AIM OF THE TASK |
Figure out how many lines of the material below contain the word "若用装置". Answer with the number only.

GIVEN RECORDS |
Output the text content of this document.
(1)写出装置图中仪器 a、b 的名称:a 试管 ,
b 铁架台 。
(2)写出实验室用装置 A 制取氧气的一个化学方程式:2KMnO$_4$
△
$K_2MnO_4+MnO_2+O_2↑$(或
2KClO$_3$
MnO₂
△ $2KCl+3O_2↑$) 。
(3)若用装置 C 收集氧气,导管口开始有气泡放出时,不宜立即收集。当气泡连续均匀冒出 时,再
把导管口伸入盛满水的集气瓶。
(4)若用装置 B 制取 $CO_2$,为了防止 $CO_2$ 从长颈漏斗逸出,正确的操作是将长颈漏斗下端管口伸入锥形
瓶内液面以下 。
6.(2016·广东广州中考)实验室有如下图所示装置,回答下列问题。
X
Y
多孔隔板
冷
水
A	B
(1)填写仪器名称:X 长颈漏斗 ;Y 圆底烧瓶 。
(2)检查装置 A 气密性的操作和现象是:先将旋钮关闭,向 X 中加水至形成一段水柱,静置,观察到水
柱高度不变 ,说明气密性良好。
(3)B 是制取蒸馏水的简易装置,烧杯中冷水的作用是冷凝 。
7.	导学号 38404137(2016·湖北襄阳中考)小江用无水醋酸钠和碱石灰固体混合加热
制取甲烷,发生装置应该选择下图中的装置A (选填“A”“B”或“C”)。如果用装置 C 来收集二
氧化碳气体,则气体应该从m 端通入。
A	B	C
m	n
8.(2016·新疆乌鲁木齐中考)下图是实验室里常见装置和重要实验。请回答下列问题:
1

---

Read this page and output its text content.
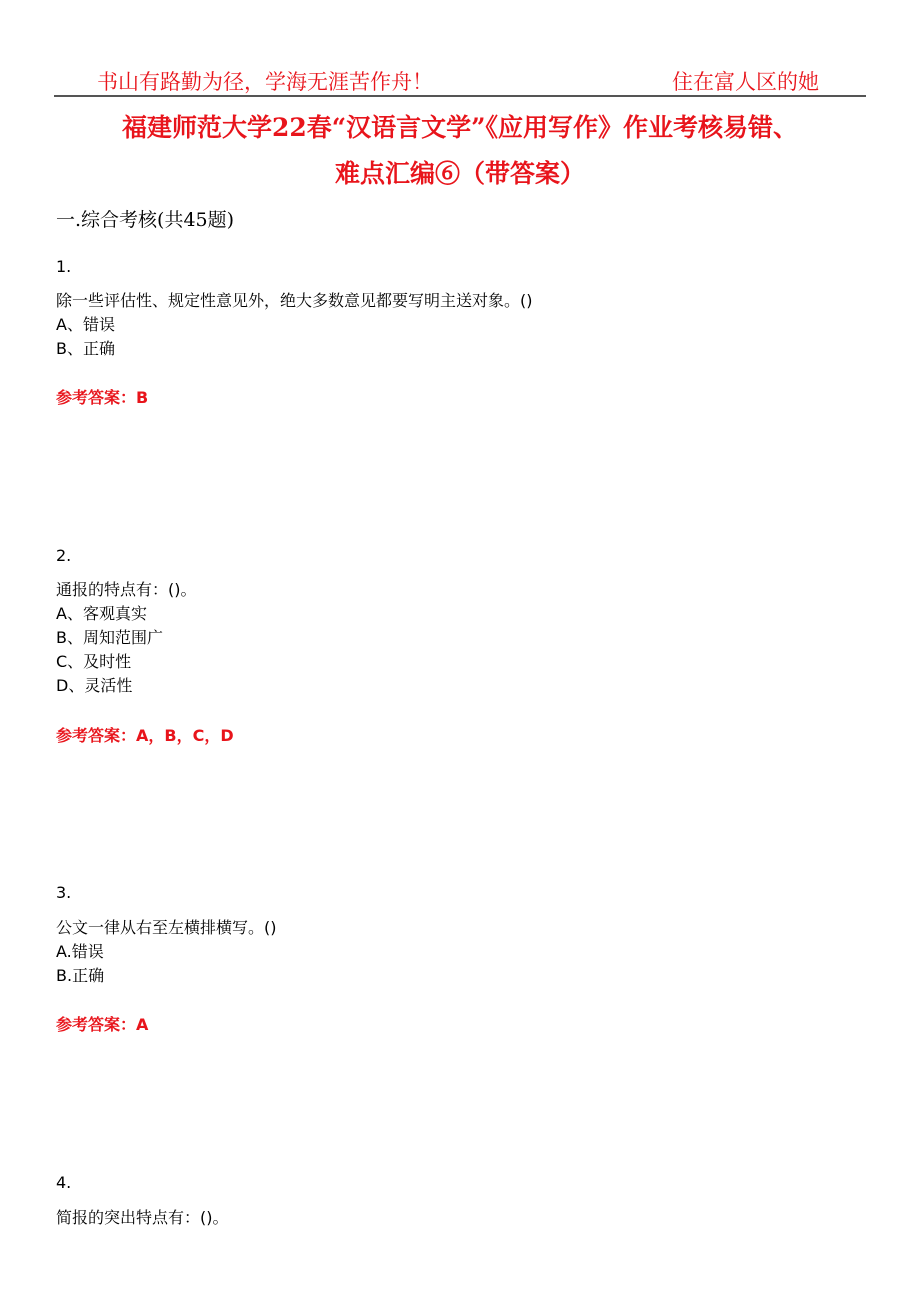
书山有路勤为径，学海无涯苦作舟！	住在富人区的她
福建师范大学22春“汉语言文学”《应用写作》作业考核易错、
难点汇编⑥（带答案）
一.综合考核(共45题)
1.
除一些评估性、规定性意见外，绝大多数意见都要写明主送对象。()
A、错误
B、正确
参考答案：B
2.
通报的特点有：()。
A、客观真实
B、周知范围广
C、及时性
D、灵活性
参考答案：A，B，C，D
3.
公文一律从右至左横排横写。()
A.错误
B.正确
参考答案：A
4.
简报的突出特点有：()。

FULL ANSWER |
2